(begin)

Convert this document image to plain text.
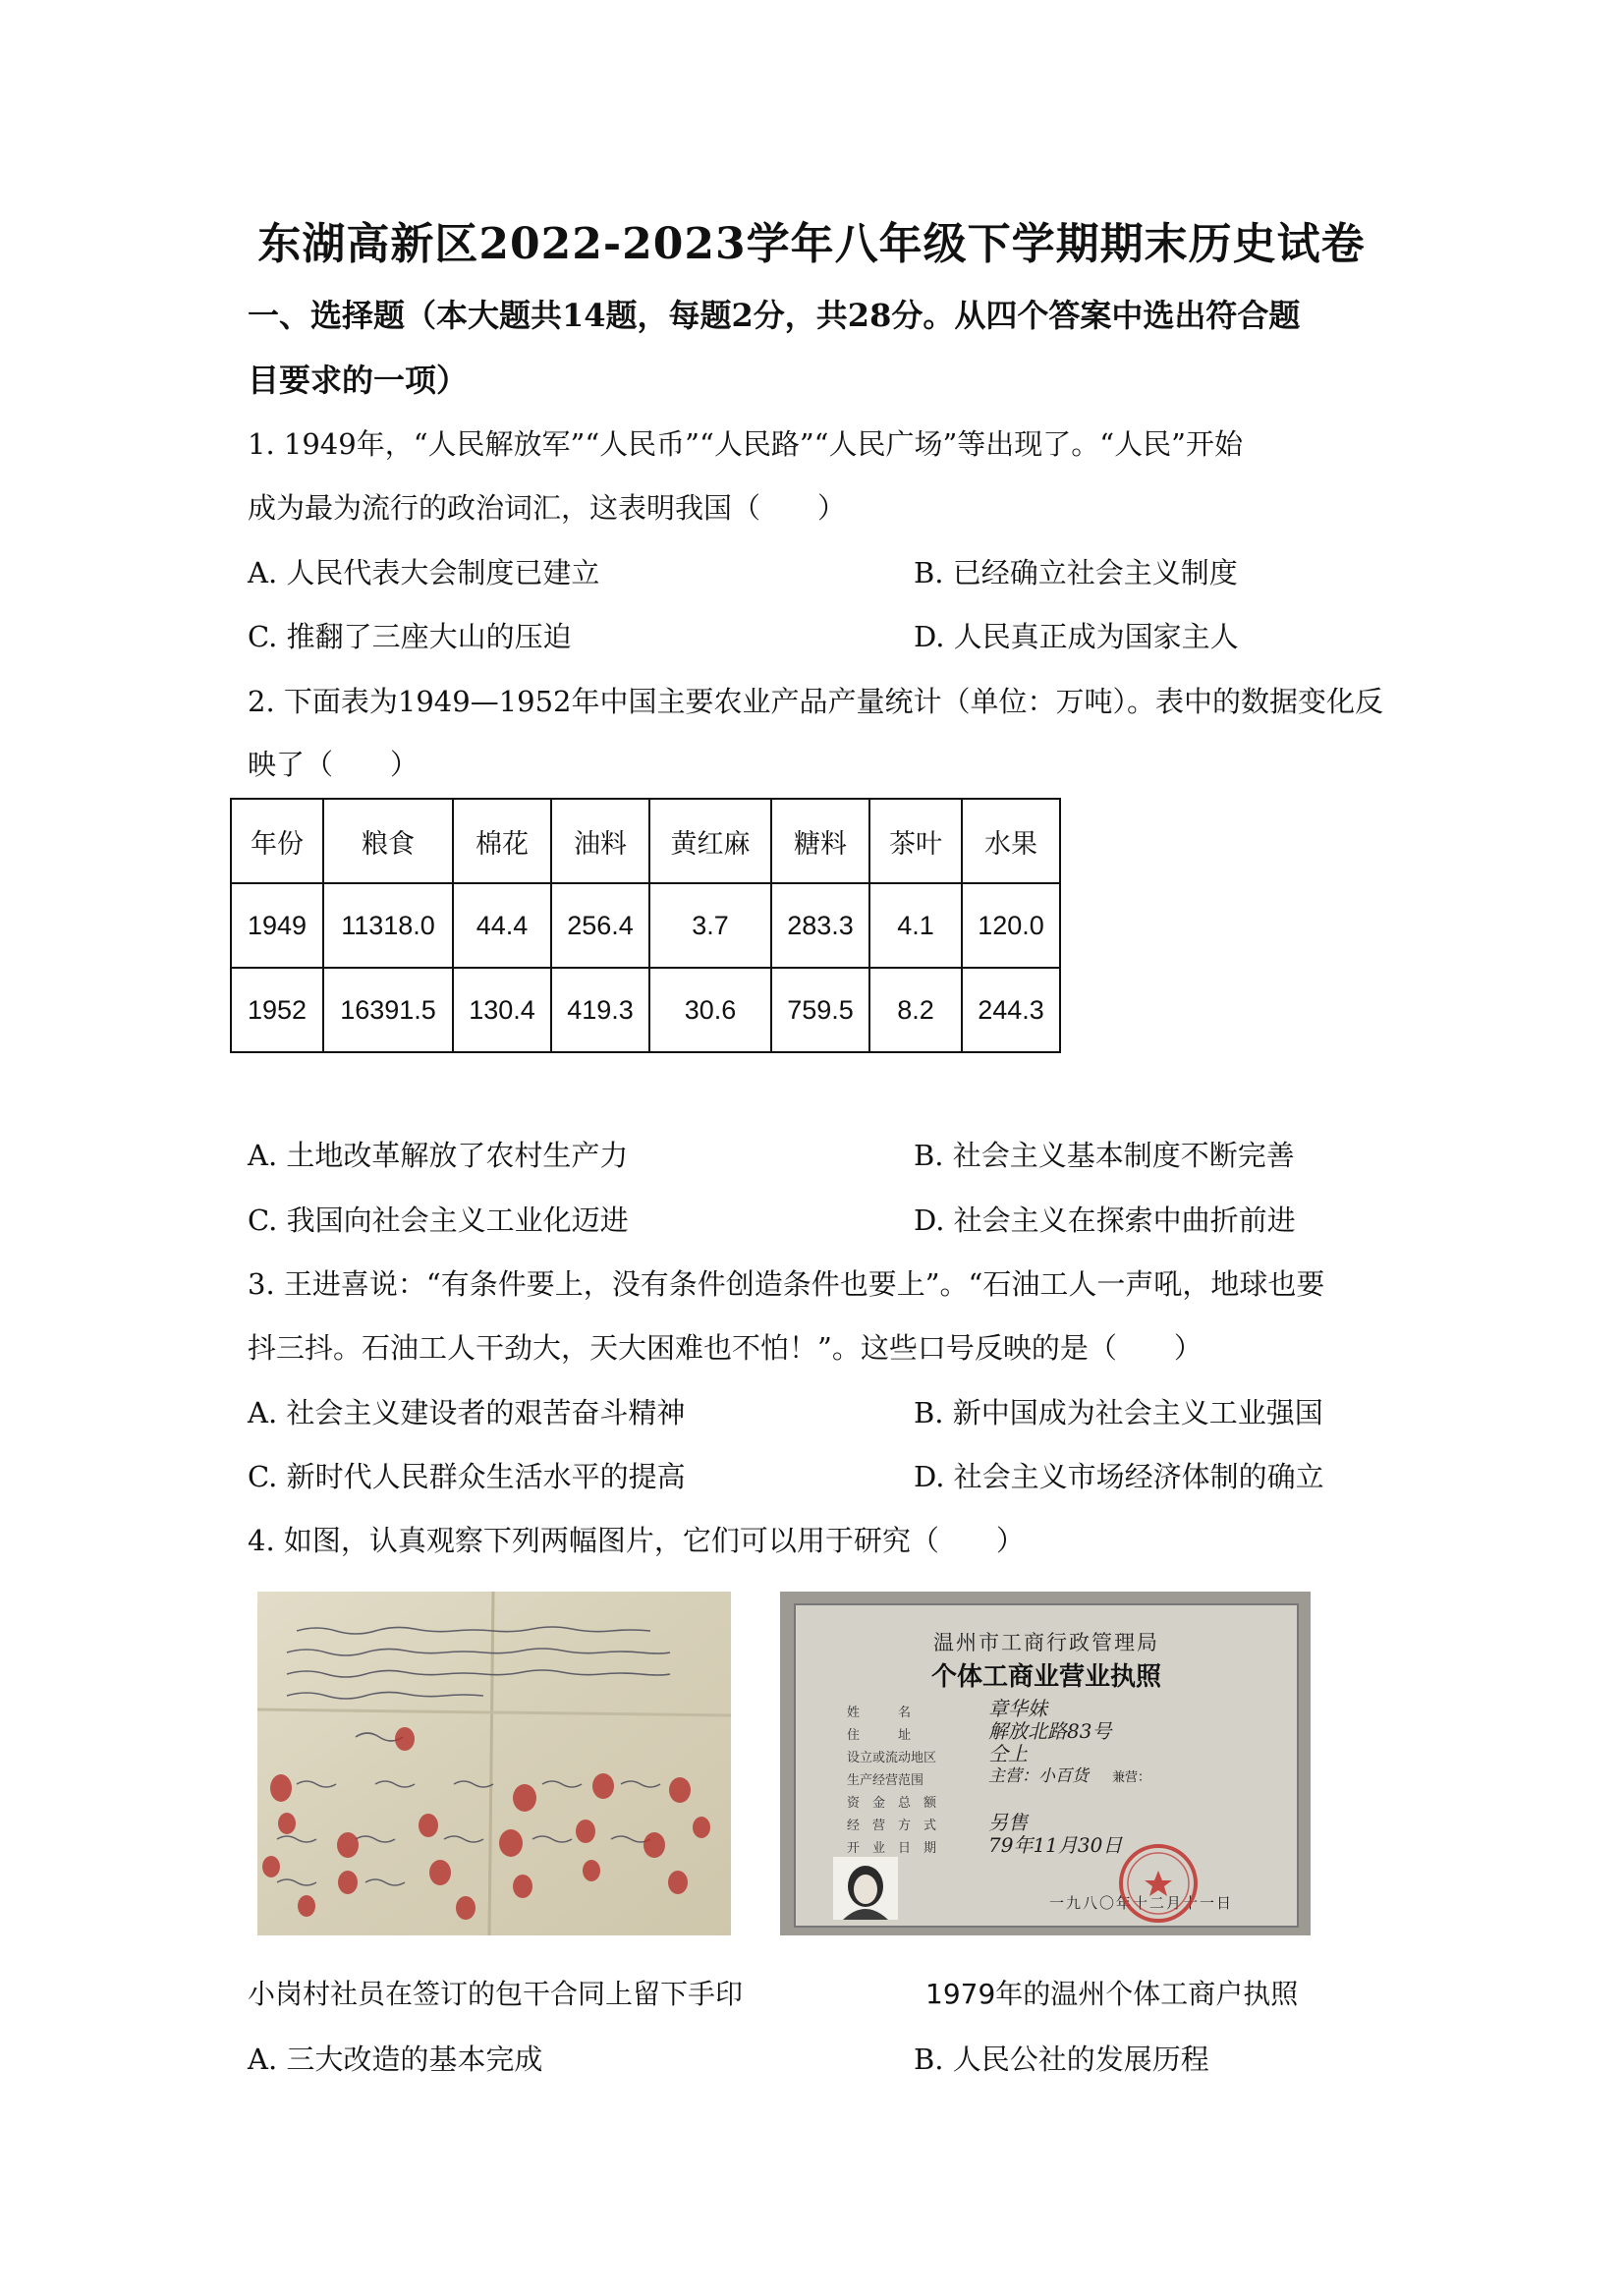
东湖高新区2022-2023学年八年级下学期期末历史试卷
一、选择题（本大题共14题，每题2分，共28分。从四个答案中选出符合题
目要求的一项）
1. 1949年，“人民解放军”“人民币”“人民路”“人民广场”等出现了。“人民”开始
成为最为流行的政治词汇，这表明我国（　　）
A. 人民代表大会制度已建立	B. 已经确立社会主义制度
C. 推翻了三座大山的压迫	D. 人民真正成为国家主人
2. 下面表为1949—1952年中国主要农业产品产量统计（单位：万吨）。表中的数据变化反
映了（　　）
年份	粮食	棉花	油料	黄红麻	糖料	茶叶	水果
1949	11318.0	44.4	256.4	3.7	283.3	4.1	120.0
1952	16391.5	130.4	419.3	30.6	759.5	8.2	244.3
A. 土地改革解放了农村生产力	B. 社会主义基本制度不断完善
C. 我国向社会主义工业化迈进	D. 社会主义在探索中曲折前进
3. 王进喜说：“有条件要上，没有条件创造条件也要上”。“石油工人一声吼，地球也要
抖三抖。石油工人干劲大，天大困难也不怕！”。这些口号反映的是（　　）
A. 社会主义建设者的艰苦奋斗精神	B. 新中国成为社会主义工业强国
C. 新时代人民群众生活水平的提高	D. 社会主义市场经济体制的确立
4. 如图，认真观察下列两幅图片，它们可以用于研究（　　）
温州市工商行政管理局
个体工商业营业执照
姓　　　名
住　　　址
设立或流动地区
生产经营范围
资　金　总　额
经　营　方　式
开　业　日　期
章华妹
解放北路83号
仝上
主营：小百货 兼营：

另售
79年11月30日
一九八〇年十二月十一日
小岗村社员在签订的包干合同上留下手印	1979年的温州个体工商户执照
A. 三大改造的基本完成	B. 人民公社的发展历程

(end)

Required work: Copy all the records above exactly, but leave out the pictures.

Problem solution:
Convert this document image to plain text.
东湖高新区2022-2023学年八年级下学期期末历史试卷
一、选择题（本大题共14题，每题2分，共28分。从四个答案中选出符合题
目要求的一项）
1. 1949年，“人民解放军”“人民币”“人民路”“人民广场”等出现了。“人民”开始
成为最为流行的政治词汇，这表明我国（　　）
A. 人民代表大会制度已建立	B. 已经确立社会主义制度
C. 推翻了三座大山的压迫	D. 人民真正成为国家主人
2. 下面表为1949—1952年中国主要农业产品产量统计（单位：万吨）。表中的数据变化反
映了（　　）
年份	粮食	棉花	油料	黄红麻	糖料	茶叶	水果
1949	11318.0	44.4	256.4	3.7	283.3	4.1	120.0
1952	16391.5	130.4	419.3	30.6	759.5	8.2	244.3
A. 土地改革解放了农村生产力	B. 社会主义基本制度不断完善
C. 我国向社会主义工业化迈进	D. 社会主义在探索中曲折前进
3. 王进喜说：“有条件要上，没有条件创造条件也要上”。“石油工人一声吼，地球也要
抖三抖。石油工人干劲大，天大困难也不怕！”。这些口号反映的是（　　）
A. 社会主义建设者的艰苦奋斗精神	B. 新中国成为社会主义工业强国
C. 新时代人民群众生活水平的提高	D. 社会主义市场经济体制的确立
4. 如图，认真观察下列两幅图片，它们可以用于研究（　　）
温州市工商行政管理局
个体工商业营业执照
姓　　　名
住　　　址
设立或流动地区
生产经营范围
资　金　总　额
经　营　方　式
开　业　日　期
章华妹
解放北路83号
仝上
主营：小百货 兼营：

另售
79年11月30日
一九八〇年十二月十一日
小岗村社员在签订的包干合同上留下手印	1979年的温州个体工商户执照
A. 三大改造的基本完成	B. 人民公社的发展历程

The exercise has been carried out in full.